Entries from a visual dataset
•••••

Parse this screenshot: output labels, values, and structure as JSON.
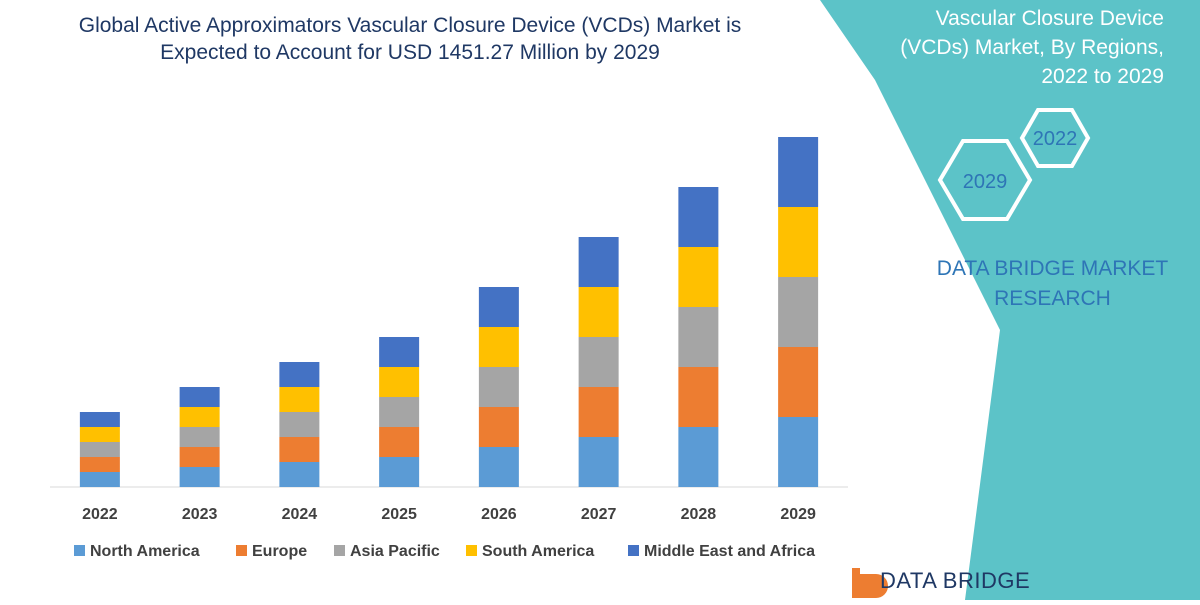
{
  "title_line1": "Global Active Approximators Vascular Closure Device (VCDs) Market is",
  "title_line2": "Expected to Account for USD 1451.27 Million by 2029",
  "side_panel": {
    "title_line0": "Vascular Closure Device",
    "title_line1": "(VCDs) Market, By Regions,",
    "title_line2": "2022 to 2029",
    "hex_top": "2022",
    "hex_bottom": "2029",
    "brand_line1": "DATA BRIDGE MARKET",
    "brand_line2": "RESEARCH",
    "accent": "#5cc3c8"
  },
  "logo_text": "DATA BRIDGE",
  "chart_data": {
    "type": "bar",
    "stacked": true,
    "categories": [
      "2022",
      "2023",
      "2024",
      "2025",
      "2026",
      "2027",
      "2028",
      "2029"
    ],
    "series": [
      {
        "name": "North America",
        "color": "#5b9bd5",
        "values": [
          15,
          20,
          25,
          30,
          40,
          50,
          60,
          70
        ]
      },
      {
        "name": "Europe",
        "color": "#ed7d31",
        "values": [
          15,
          20,
          25,
          30,
          40,
          50,
          60,
          70
        ]
      },
      {
        "name": "Asia Pacific",
        "color": "#a5a5a5",
        "values": [
          15,
          20,
          25,
          30,
          40,
          50,
          60,
          70
        ]
      },
      {
        "name": "South America",
        "color": "#ffc000",
        "values": [
          15,
          20,
          25,
          30,
          40,
          50,
          60,
          70
        ]
      },
      {
        "name": "Middle East and Africa",
        "color": "#4472c4",
        "values": [
          15,
          20,
          25,
          30,
          40,
          50,
          60,
          70
        ]
      }
    ],
    "ylim": [
      0,
      360
    ],
    "grid": false,
    "legend_position": "bottom"
  }
}
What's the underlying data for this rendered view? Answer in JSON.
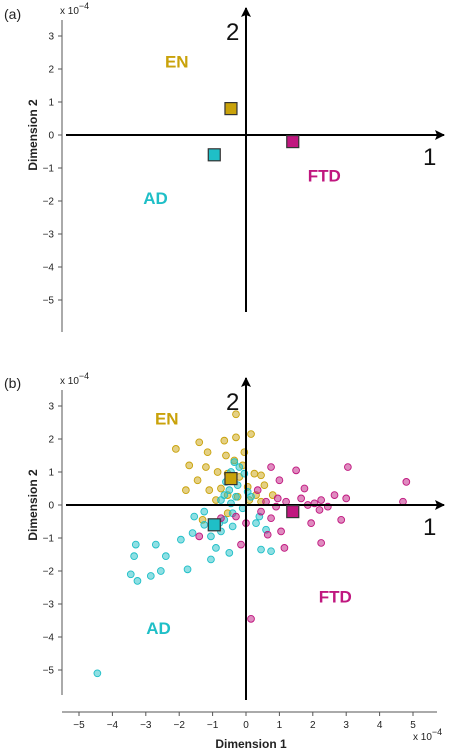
{
  "panels": [
    {
      "label": "(a)",
      "ylabel": "Dimension 2",
      "y_multiplier": "x 10",
      "exponent": "−4",
      "axis_labels": {
        "x": "1",
        "y": "2"
      }
    },
    {
      "label": "(b)",
      "xlabel": "Dimension 1",
      "ylabel": "Dimension 2",
      "y_multiplier": "x 10",
      "x_multiplier": "x 10",
      "exponent": "−4",
      "axis_labels": {
        "x": "1",
        "y": "2"
      }
    }
  ],
  "colors": {
    "EN": "#c9a20a",
    "AD": "#1fbfc7",
    "FTD": "#c0177f"
  },
  "chart_data": [
    {
      "type": "scatter",
      "title": "",
      "xlabel": "",
      "ylabel": "Dimension 2",
      "ylim": [
        -5.5,
        3.5
      ],
      "yticks": [
        -5,
        -4,
        -3,
        -2,
        -1,
        0,
        1,
        2,
        3
      ],
      "series": [
        {
          "name": "EN",
          "points": [
            [
              -0.45,
              0.8
            ]
          ]
        },
        {
          "name": "AD",
          "points": [
            [
              -0.95,
              -0.6
            ]
          ]
        },
        {
          "name": "FTD",
          "points": [
            [
              1.4,
              -0.2
            ]
          ]
        }
      ]
    },
    {
      "type": "scatter",
      "title": "",
      "xlabel": "Dimension 1",
      "ylabel": "Dimension 2",
      "xlim": [
        -5.5,
        5.5
      ],
      "ylim": [
        -5.5,
        3.5
      ],
      "xticks": [
        -5,
        -4,
        -3,
        -2,
        -1,
        0,
        1,
        2,
        3,
        4,
        5
      ],
      "yticks": [
        -5,
        -4,
        -3,
        -2,
        -1,
        0,
        1,
        2,
        3
      ],
      "centroids": [
        {
          "name": "EN",
          "x": -0.45,
          "y": 0.8
        },
        {
          "name": "AD",
          "x": -0.95,
          "y": -0.6
        },
        {
          "name": "FTD",
          "x": 1.4,
          "y": -0.2
        }
      ],
      "series": [
        {
          "name": "EN",
          "points": [
            [
              -0.3,
              2.75
            ],
            [
              0.15,
              2.15
            ],
            [
              -0.3,
              2.05
            ],
            [
              -0.65,
              1.95
            ],
            [
              -1.4,
              1.9
            ],
            [
              -1.15,
              1.6
            ],
            [
              -2.1,
              1.7
            ],
            [
              -0.05,
              1.6
            ],
            [
              -0.6,
              1.5
            ],
            [
              -0.35,
              1.35
            ],
            [
              -0.1,
              1.2
            ],
            [
              -1.7,
              1.2
            ],
            [
              -1.2,
              1.15
            ],
            [
              -0.85,
              1.0
            ],
            [
              -0.55,
              0.95
            ],
            [
              -0.2,
              0.85
            ],
            [
              0.25,
              0.95
            ],
            [
              0.45,
              0.9
            ],
            [
              -0.4,
              0.75
            ],
            [
              -1.45,
              0.75
            ],
            [
              0.55,
              0.6
            ],
            [
              0.05,
              0.55
            ],
            [
              -0.75,
              0.5
            ],
            [
              -1.1,
              0.45
            ],
            [
              -1.8,
              0.45
            ],
            [
              -0.55,
              0.3
            ],
            [
              0.3,
              0.3
            ],
            [
              0.8,
              0.3
            ],
            [
              -0.25,
              0.25
            ],
            [
              0.1,
              0.15
            ],
            [
              -0.9,
              0.15
            ],
            [
              0.45,
              0.1
            ],
            [
              -0.55,
              -0.25
            ],
            [
              -1.3,
              -0.45
            ]
          ]
        },
        {
          "name": "AD",
          "points": [
            [
              -0.35,
              1.3
            ],
            [
              -0.2,
              1.15
            ],
            [
              -0.45,
              1.0
            ],
            [
              -0.05,
              0.95
            ],
            [
              -0.6,
              0.7
            ],
            [
              -0.25,
              0.6
            ],
            [
              -0.5,
              0.45
            ],
            [
              0.05,
              0.4
            ],
            [
              -0.65,
              0.3
            ],
            [
              -0.3,
              0.25
            ],
            [
              0.15,
              0.25
            ],
            [
              -0.75,
              0.15
            ],
            [
              -0.45,
              0.05
            ],
            [
              -0.1,
              -0.1
            ],
            [
              -1.25,
              -0.2
            ],
            [
              -0.4,
              -0.25
            ],
            [
              -1.55,
              -0.35
            ],
            [
              0.4,
              -0.35
            ],
            [
              -0.65,
              -0.45
            ],
            [
              -0.8,
              -0.55
            ],
            [
              -1.25,
              -0.6
            ],
            [
              0.3,
              -0.55
            ],
            [
              -0.4,
              -0.65
            ],
            [
              -0.75,
              -0.8
            ],
            [
              0.6,
              -0.75
            ],
            [
              -1.05,
              -0.95
            ],
            [
              -1.6,
              -0.85
            ],
            [
              -1.95,
              -1.05
            ],
            [
              -0.9,
              -1.3
            ],
            [
              -0.5,
              -1.45
            ],
            [
              0.45,
              -1.35
            ],
            [
              0.75,
              -1.4
            ],
            [
              -2.7,
              -1.2
            ],
            [
              -2.4,
              -1.55
            ],
            [
              -3.3,
              -1.2
            ],
            [
              -1.75,
              -1.95
            ],
            [
              -3.35,
              -1.55
            ],
            [
              -2.55,
              -2.0
            ],
            [
              -2.85,
              -2.15
            ],
            [
              -3.45,
              -2.1
            ],
            [
              -3.25,
              -2.3
            ],
            [
              -1.05,
              -1.65
            ],
            [
              -4.45,
              -5.1
            ]
          ]
        },
        {
          "name": "FTD",
          "points": [
            [
              0.75,
              1.15
            ],
            [
              1.0,
              0.75
            ],
            [
              1.5,
              1.05
            ],
            [
              3.05,
              1.15
            ],
            [
              4.8,
              0.7
            ],
            [
              4.7,
              0.1
            ],
            [
              1.75,
              0.5
            ],
            [
              0.95,
              0.2
            ],
            [
              1.65,
              0.2
            ],
            [
              2.65,
              0.3
            ],
            [
              3.0,
              0.2
            ],
            [
              2.25,
              0.15
            ],
            [
              2.05,
              0.05
            ],
            [
              2.45,
              -0.05
            ],
            [
              1.85,
              0.0
            ],
            [
              1.2,
              0.1
            ],
            [
              0.9,
              -0.05
            ],
            [
              0.6,
              0.1
            ],
            [
              0.35,
              0.45
            ],
            [
              0.45,
              -0.2
            ],
            [
              0.75,
              -0.4
            ],
            [
              0.0,
              -0.55
            ],
            [
              -0.3,
              -0.35
            ],
            [
              0.65,
              -0.9
            ],
            [
              1.05,
              -0.8
            ],
            [
              2.2,
              -0.15
            ],
            [
              2.85,
              -0.45
            ],
            [
              1.95,
              -0.55
            ],
            [
              2.25,
              -1.15
            ],
            [
              -0.75,
              -0.4
            ],
            [
              -1.4,
              -0.95
            ],
            [
              1.15,
              -1.3
            ],
            [
              -0.15,
              -1.2
            ],
            [
              0.15,
              -3.45
            ]
          ]
        }
      ]
    }
  ]
}
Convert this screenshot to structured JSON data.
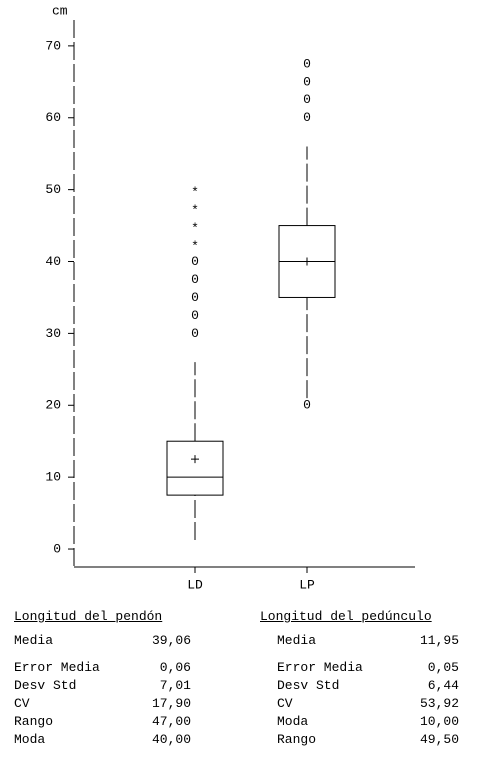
{
  "chart_data": {
    "type": "box",
    "y_label": "cm",
    "categories": [
      "LD",
      "LP"
    ],
    "ylim": [
      -2.5,
      73.6
    ],
    "yticks": [
      0,
      10,
      20,
      30,
      40,
      50,
      60,
      70
    ],
    "outlier_symbol": "0",
    "extreme_symbol": "*",
    "series": [
      {
        "whisker_low": 1.25,
        "q1": 7.5,
        "median": 10,
        "mean": 12.5,
        "q3": 15,
        "whisker_high": 26,
        "outliers": [
          30,
          32.5,
          35,
          37.5,
          40
        ],
        "extremes": [
          42.5,
          45,
          47.5,
          50
        ]
      },
      {
        "whisker_low": 21,
        "q1": 35,
        "median": 40,
        "mean": 40,
        "q3": 45,
        "whisker_high": 56,
        "outliers": [
          20,
          60,
          62.5,
          65,
          67.5
        ],
        "extremes": []
      }
    ]
  },
  "stats": [
    {
      "title": "Longitud del pendón",
      "rows": [
        [
          "Media",
          "39,06"
        ],
        [
          "Error Media",
          "0,06"
        ],
        [
          "Desv Std",
          "7,01"
        ],
        [
          "CV",
          "17,90"
        ],
        [
          "Rango",
          "47,00"
        ],
        [
          "Moda",
          "40,00"
        ]
      ]
    },
    {
      "title": "Longitud del pedúnculo",
      "rows": [
        [
          "Media",
          "11,95"
        ],
        [
          "Error Media",
          "0,05"
        ],
        [
          "Desv Std",
          "6,44"
        ],
        [
          "CV",
          "53,92"
        ],
        [
          "Moda",
          "10,00"
        ],
        [
          "Rango",
          "49,50"
        ]
      ]
    }
  ]
}
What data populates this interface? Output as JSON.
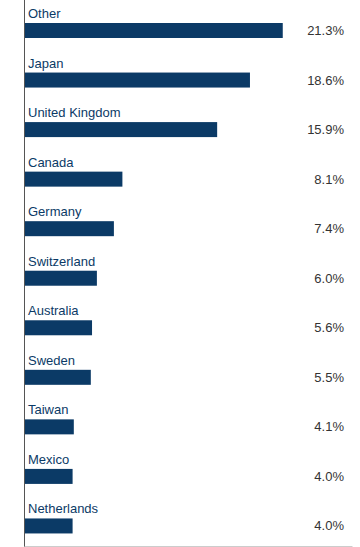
{
  "chart_data": {
    "type": "bar",
    "orientation": "horizontal",
    "categories": [
      "Other",
      "Japan",
      "United Kingdom",
      "Canada",
      "Germany",
      "Switzerland",
      "Australia",
      "Sweden",
      "Taiwan",
      "Mexico",
      "Netherlands"
    ],
    "values": [
      21.3,
      18.6,
      15.9,
      8.1,
      7.4,
      6.0,
      5.6,
      5.5,
      4.1,
      4.0,
      4.0
    ],
    "value_labels": [
      "21.3%",
      "18.6%",
      "15.9%",
      "8.1%",
      "7.4%",
      "6.0%",
      "5.6%",
      "5.5%",
      "4.1%",
      "4.0%",
      "4.0%"
    ],
    "color": "#0b3a66",
    "xlim": [
      0,
      27
    ],
    "data_labels": true,
    "tick_labels": false,
    "grid": false
  }
}
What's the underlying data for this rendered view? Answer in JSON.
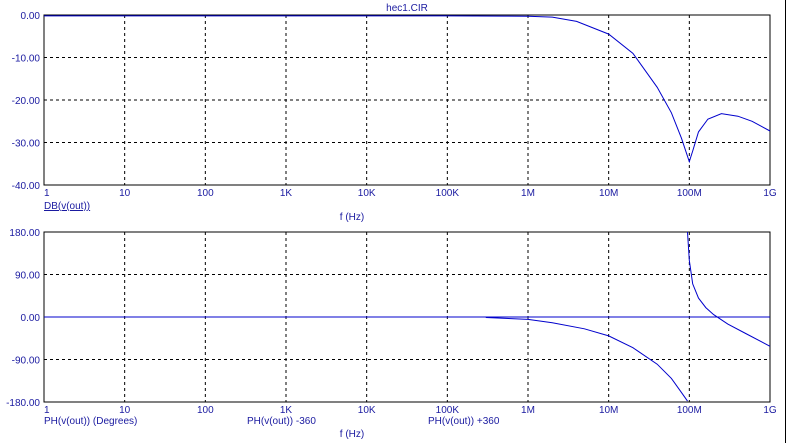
{
  "window": {
    "title": "hec1.CIR"
  },
  "colors": {
    "trace": "#0000cc",
    "text": "#1a1aa0",
    "axis": "#000000",
    "grid": "#000000"
  },
  "chart_data": [
    {
      "type": "line",
      "x_scale": "log",
      "xlim": [
        1,
        1000000000
      ],
      "ylim": [
        -40,
        0
      ],
      "grid": true,
      "x_ticks": [
        1,
        10,
        100,
        1000,
        10000,
        100000,
        1000000,
        10000000,
        100000000,
        1000000000
      ],
      "x_tick_labels": [
        "1",
        "10",
        "100",
        "1K",
        "10K",
        "100K",
        "1M",
        "10M",
        "100M",
        "1G"
      ],
      "y_ticks": [
        0,
        -10,
        -20,
        -30,
        -40
      ],
      "y_tick_labels": [
        "0.00",
        "-10.00",
        "-20.00",
        "-30.00",
        "-40.00"
      ],
      "xlabel": "f (Hz)",
      "legend": [
        "DB(v(out))"
      ],
      "series": [
        {
          "name": "DB(v(out))",
          "x": [
            1,
            100000,
            500000,
            1000000,
            2000000,
            4000000,
            10000000,
            20000000,
            40000000,
            60000000,
            80000000,
            100000000,
            110000000,
            130000000,
            170000000,
            250000000,
            400000000,
            600000000,
            1000000000
          ],
          "y": [
            -0.2,
            -0.2,
            -0.25,
            -0.3,
            -0.5,
            -1.5,
            -4.5,
            -9,
            -17,
            -23,
            -29,
            -34.5,
            -32,
            -27.5,
            -24.5,
            -23.2,
            -23.8,
            -25,
            -27.3
          ]
        }
      ]
    },
    {
      "type": "line",
      "x_scale": "log",
      "xlim": [
        1,
        1000000000
      ],
      "ylim": [
        -180,
        180
      ],
      "grid": true,
      "x_ticks": [
        1,
        10,
        100,
        1000,
        10000,
        100000,
        1000000,
        10000000,
        100000000,
        1000000000
      ],
      "x_tick_labels": [
        "1",
        "10",
        "100",
        "1K",
        "10K",
        "100K",
        "1M",
        "10M",
        "100M",
        "1G"
      ],
      "y_ticks": [
        180,
        90,
        0,
        -90,
        -180
      ],
      "y_tick_labels": [
        "180.00",
        "90.00",
        "0.00",
        "-90.00",
        "-180.00"
      ],
      "xlabel": "f (Hz)",
      "legend": [
        "PH(v(out)) (Degrees)",
        "PH(v(out)) -360",
        "PH(v(out)) +360"
      ],
      "series": [
        {
          "name": "PH(v(out)) (Degrees)",
          "x": [
            1,
            1000000000
          ],
          "y": [
            0,
            0
          ]
        },
        {
          "name": "PH(v(out)) -360",
          "x": [
            300000,
            1000000,
            2000000,
            5000000,
            10000000,
            20000000,
            40000000,
            60000000,
            80000000,
            95000000
          ],
          "y": [
            -1,
            -5,
            -12,
            -25,
            -40,
            -65,
            -100,
            -130,
            -160,
            -178
          ]
        },
        {
          "name": "PH(v(out)) +360",
          "x": [
            95000000,
            100000000,
            110000000,
            130000000,
            160000000,
            200000000,
            300000000,
            500000000,
            1000000000
          ],
          "y": [
            180,
            120,
            70,
            40,
            20,
            5,
            -15,
            -35,
            -62
          ]
        }
      ]
    }
  ]
}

•••••

→ **Your task**
Using the records above, copy every line that has the word "BRIDGE" in it.

→ **Solution below**
    "brand_line1": "DATA BRIDGE MARKET",
  "logo_text": "DATA BRIDGE",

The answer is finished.